Records from a collection
====

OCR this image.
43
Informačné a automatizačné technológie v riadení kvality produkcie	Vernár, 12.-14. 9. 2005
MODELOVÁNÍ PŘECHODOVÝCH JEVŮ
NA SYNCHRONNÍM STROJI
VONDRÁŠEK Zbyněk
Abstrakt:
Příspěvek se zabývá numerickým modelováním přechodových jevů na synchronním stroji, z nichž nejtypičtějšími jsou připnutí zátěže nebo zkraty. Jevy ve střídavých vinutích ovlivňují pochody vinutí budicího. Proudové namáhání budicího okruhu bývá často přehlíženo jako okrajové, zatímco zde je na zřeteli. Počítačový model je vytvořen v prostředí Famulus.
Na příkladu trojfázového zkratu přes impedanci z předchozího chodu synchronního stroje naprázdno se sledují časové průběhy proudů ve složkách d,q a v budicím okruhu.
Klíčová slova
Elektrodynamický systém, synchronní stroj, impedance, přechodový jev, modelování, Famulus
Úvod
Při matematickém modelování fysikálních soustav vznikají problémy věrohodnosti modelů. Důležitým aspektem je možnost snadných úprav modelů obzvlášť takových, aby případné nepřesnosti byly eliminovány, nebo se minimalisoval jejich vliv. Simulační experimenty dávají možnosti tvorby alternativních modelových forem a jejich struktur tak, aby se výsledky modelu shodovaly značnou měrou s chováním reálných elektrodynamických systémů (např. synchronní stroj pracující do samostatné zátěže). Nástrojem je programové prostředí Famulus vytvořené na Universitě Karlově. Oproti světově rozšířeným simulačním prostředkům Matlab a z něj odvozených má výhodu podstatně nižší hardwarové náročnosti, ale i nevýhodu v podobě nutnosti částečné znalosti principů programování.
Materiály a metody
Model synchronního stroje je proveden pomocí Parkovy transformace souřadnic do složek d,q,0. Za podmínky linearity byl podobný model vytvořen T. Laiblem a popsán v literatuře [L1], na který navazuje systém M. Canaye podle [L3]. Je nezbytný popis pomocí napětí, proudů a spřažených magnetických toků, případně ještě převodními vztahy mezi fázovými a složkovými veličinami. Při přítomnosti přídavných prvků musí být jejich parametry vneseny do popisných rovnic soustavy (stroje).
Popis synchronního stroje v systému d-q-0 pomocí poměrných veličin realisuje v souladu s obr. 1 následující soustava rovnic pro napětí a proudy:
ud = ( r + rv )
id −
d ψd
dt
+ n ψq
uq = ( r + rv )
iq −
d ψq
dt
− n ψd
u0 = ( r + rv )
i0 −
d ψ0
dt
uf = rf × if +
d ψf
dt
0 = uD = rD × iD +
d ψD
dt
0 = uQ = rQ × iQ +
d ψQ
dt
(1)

====

== PROMPT ==
Scan the lines for the string "okruhu". Copy out each line that matches.

== EXERCISE RESULT ==
Příspěvek se zabývá numerickým modelováním přechodových jevů na synchronním stroji, z nichž nejtypičtějšími jsou připnutí zátěže nebo zkraty. Jevy ve střídavých vinutích ovlivňují pochody vinutí budicího. Proudové namáhání budicího okruhu bývá často přehlíženo jako okrajové, zatímco zde je na zřeteli. Počítačový model je vytvořen v prostředí Famulus.
Na příkladu trojfázového zkratu přes impedanci z předchozího chodu synchronního stroje naprázdno se sledují časové průběhy proudů ve složkách d,q a v budicím okruhu.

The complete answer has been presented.